[Collected data]
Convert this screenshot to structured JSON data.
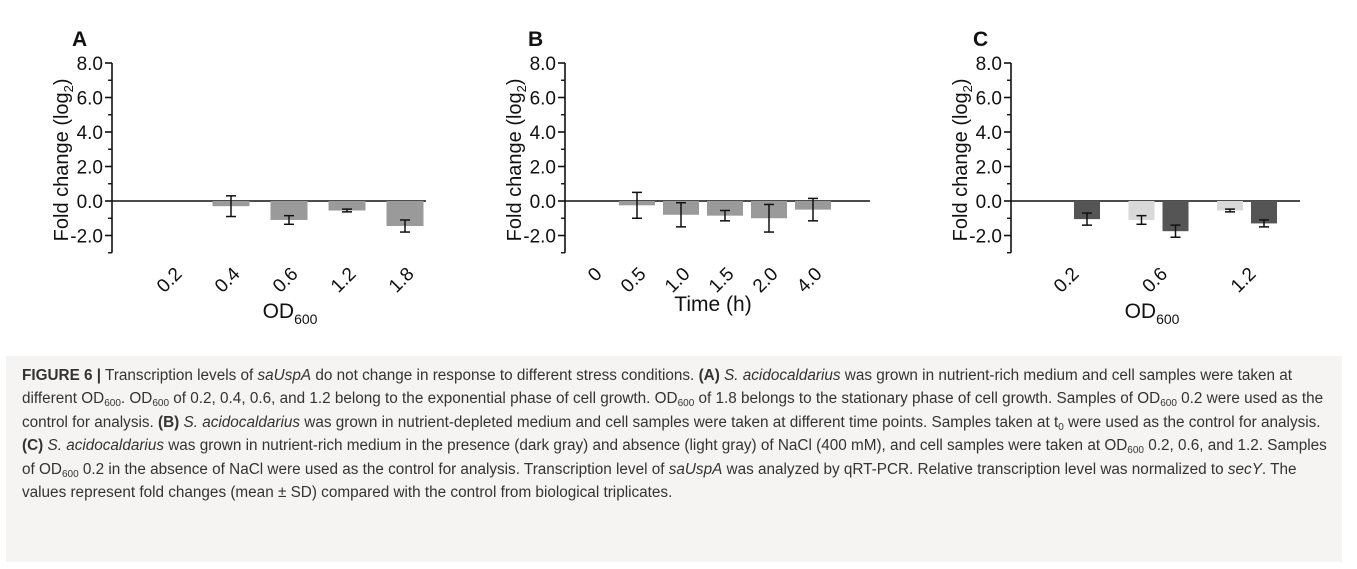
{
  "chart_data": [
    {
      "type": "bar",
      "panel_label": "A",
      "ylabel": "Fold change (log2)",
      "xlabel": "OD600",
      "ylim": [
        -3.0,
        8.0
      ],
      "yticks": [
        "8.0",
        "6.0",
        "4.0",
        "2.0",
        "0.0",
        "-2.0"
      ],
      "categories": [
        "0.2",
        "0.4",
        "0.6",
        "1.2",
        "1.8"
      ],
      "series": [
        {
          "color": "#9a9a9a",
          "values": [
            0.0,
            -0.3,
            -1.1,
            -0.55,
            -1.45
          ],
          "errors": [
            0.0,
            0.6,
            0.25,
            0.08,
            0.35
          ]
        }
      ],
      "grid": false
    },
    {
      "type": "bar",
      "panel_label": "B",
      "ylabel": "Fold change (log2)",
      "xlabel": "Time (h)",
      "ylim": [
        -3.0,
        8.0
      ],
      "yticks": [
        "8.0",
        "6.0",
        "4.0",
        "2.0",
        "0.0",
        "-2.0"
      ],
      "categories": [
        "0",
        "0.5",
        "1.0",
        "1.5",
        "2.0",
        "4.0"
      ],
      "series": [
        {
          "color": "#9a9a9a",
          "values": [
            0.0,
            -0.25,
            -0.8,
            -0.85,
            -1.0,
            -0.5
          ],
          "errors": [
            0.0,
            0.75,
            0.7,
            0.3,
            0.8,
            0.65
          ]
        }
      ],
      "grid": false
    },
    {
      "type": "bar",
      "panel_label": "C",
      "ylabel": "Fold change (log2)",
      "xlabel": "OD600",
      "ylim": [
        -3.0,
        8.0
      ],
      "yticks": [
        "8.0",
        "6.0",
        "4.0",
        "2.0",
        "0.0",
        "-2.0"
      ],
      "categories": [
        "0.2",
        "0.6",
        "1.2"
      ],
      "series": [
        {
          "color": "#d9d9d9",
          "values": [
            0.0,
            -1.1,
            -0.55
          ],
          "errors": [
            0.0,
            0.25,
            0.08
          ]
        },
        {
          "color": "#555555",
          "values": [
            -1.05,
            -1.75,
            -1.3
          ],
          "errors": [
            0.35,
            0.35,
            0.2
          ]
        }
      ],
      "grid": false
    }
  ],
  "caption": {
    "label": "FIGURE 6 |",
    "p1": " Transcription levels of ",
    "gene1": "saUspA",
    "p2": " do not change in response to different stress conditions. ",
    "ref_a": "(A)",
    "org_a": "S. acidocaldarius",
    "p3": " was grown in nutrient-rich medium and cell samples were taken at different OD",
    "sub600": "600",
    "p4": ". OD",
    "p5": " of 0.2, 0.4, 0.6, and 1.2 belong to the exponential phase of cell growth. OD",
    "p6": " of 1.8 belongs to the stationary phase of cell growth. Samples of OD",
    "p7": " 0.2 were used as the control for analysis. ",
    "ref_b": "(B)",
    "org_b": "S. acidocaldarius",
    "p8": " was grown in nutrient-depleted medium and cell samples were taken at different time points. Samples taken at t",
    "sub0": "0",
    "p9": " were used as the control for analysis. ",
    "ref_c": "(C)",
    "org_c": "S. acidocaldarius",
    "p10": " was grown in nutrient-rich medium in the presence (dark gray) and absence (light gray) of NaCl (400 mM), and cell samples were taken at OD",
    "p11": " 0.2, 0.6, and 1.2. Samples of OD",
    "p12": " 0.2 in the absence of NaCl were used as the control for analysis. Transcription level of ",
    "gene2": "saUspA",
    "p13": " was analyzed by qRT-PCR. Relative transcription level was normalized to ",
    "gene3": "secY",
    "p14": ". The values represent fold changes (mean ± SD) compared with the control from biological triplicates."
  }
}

--

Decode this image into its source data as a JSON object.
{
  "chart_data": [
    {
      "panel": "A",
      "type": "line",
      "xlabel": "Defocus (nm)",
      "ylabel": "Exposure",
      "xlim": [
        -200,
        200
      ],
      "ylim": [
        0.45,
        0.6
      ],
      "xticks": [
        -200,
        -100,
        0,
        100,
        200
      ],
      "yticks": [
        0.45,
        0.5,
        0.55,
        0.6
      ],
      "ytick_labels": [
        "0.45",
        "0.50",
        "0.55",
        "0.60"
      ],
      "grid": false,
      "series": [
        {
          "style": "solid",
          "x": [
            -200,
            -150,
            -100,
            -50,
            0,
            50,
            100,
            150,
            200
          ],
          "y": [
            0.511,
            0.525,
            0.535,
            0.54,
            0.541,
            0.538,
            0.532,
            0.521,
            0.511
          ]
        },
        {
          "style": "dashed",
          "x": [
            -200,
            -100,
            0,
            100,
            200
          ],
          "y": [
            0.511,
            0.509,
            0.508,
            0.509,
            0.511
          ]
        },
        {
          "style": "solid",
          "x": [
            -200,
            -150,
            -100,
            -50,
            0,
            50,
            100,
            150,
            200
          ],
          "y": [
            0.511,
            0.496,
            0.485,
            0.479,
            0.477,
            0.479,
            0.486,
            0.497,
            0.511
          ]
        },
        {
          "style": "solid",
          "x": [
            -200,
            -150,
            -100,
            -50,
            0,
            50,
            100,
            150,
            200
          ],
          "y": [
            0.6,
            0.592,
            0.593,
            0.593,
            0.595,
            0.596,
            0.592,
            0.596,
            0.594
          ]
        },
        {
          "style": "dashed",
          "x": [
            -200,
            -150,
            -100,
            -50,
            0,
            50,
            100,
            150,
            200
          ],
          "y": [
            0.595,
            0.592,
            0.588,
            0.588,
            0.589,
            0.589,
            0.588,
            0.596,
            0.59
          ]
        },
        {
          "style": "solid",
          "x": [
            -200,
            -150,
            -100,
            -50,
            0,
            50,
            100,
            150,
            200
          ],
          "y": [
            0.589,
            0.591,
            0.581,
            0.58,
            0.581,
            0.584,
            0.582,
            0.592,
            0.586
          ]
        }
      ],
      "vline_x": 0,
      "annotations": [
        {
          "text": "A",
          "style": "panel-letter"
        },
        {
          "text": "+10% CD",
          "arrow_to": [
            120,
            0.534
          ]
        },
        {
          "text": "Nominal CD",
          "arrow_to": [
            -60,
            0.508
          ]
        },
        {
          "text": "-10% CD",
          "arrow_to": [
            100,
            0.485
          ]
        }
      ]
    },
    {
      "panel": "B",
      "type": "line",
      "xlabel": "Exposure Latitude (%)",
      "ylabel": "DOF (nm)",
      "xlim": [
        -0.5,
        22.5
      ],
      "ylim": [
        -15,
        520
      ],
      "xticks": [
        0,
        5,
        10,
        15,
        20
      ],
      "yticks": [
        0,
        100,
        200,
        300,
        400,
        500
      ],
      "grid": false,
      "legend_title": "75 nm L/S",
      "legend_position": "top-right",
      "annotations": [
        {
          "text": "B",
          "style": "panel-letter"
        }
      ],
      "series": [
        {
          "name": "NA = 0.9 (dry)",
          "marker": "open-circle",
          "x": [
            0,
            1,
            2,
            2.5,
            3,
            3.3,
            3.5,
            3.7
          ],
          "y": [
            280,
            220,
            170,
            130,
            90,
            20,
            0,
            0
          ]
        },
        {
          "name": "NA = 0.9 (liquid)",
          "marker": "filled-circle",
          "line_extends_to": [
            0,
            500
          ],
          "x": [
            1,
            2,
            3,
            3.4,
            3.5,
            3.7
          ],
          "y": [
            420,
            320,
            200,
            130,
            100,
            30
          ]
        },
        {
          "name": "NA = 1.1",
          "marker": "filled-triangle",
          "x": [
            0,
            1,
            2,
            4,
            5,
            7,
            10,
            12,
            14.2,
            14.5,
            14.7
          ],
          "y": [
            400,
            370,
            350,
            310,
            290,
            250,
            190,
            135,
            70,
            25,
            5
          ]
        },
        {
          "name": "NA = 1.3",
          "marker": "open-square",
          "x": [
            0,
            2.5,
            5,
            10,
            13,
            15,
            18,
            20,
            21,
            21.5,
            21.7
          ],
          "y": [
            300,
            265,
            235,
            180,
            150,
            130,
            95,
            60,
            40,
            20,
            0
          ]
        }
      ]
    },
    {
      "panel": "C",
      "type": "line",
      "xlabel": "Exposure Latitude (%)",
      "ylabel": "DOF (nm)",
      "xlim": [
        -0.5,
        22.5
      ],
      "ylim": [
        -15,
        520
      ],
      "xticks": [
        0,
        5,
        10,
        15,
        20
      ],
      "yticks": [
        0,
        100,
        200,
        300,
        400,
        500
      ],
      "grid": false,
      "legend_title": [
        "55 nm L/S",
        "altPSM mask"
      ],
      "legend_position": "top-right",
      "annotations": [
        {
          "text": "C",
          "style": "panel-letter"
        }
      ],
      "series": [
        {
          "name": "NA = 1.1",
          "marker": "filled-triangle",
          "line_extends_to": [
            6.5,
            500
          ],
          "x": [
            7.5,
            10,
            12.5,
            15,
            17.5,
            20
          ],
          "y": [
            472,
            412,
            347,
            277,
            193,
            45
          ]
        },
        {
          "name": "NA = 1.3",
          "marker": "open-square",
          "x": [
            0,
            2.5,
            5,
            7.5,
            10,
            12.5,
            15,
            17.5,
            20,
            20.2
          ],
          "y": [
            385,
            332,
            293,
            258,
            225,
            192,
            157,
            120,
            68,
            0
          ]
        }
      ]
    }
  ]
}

§ What you are asked to do
Which lines contain the word "nutrient"? Copy each of them.

§ Finished task
    "p3": " was grown in nutrient-rich medium and cell samples were taken at different OD",
    "p8": " was grown in nutrient-depleted medium and cell samples were taken at different time points. Samples taken at t",
    "p10": " was grown in nutrient-rich medium in the presence (dark gray) and absence (light gray) of NaCl (400 mM), and cell samples were taken at OD",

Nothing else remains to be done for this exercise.